> [Task directions] Your task is to write out the complete listing exactly as it is shown.

> [Data rows]
**********

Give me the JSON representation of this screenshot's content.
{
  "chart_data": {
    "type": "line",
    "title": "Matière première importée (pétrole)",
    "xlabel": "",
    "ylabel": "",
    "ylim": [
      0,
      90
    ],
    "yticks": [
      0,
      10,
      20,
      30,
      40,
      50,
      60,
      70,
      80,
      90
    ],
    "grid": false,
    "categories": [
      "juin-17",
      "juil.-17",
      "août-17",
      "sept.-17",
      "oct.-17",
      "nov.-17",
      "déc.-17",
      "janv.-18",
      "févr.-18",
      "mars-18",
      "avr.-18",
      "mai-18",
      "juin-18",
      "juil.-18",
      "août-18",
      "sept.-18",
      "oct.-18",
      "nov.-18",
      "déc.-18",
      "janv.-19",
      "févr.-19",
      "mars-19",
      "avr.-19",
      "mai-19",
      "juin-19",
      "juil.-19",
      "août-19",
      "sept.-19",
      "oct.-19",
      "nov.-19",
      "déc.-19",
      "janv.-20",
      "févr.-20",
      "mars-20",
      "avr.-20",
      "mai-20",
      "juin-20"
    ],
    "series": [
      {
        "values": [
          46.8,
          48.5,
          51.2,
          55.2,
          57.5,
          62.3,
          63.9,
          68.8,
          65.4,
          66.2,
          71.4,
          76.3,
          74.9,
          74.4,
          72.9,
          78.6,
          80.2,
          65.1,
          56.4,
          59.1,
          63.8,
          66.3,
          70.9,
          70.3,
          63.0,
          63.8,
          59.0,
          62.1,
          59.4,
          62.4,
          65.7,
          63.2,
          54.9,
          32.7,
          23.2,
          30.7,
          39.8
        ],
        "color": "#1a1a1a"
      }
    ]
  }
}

**********

> [Response]
Give me the JSON representation of this screenshot's content.
{
  "chart_data": {
    "type": "line",
    "title": "Matière première importée (pétrole)",
    "xlabel": "",
    "ylabel": "",
    "ylim": [
      0,
      90
    ],
    "yticks": [
      0,
      10,
      20,
      30,
      40,
      50,
      60,
      70,
      80,
      90
    ],
    "grid": false,
    "categories": [
      "juin-17",
      "juil.-17",
      "août-17",
      "sept.-17",
      "oct.-17",
      "nov.-17",
      "déc.-17",
      "janv.-18",
      "févr.-18",
      "mars-18",
      "avr.-18",
      "mai-18",
      "juin-18",
      "juil.-18",
      "août-18",
      "sept.-18",
      "oct.-18",
      "nov.-18",
      "déc.-18",
      "janv.-19",
      "févr.-19",
      "mars-19",
      "avr.-19",
      "mai-19",
      "juin-19",
      "juil.-19",
      "août-19",
      "sept.-19",
      "oct.-19",
      "nov.-19",
      "déc.-19",
      "janv.-20",
      "févr.-20",
      "mars-20",
      "avr.-20",
      "mai-20",
      "juin-20"
    ],
    "series": [
      {
        "values": [
          46.8,
          48.5,
          51.2,
          55.2,
          57.5,
          62.3,
          63.9,
          68.8,
          65.4,
          66.2,
          71.4,
          76.3,
          74.9,
          74.4,
          72.9,
          78.6,
          80.2,
          65.1,
          56.4,
          59.1,
          63.8,
          66.3,
          70.9,
          70.3,
          63.0,
          63.8,
          59.0,
          62.1,
          59.4,
          62.4,
          65.7,
          63.2,
          54.9,
          32.7,
          23.2,
          30.7,
          39.8
        ],
        "color": "#1a1a1a"
      }
    ]
  }
}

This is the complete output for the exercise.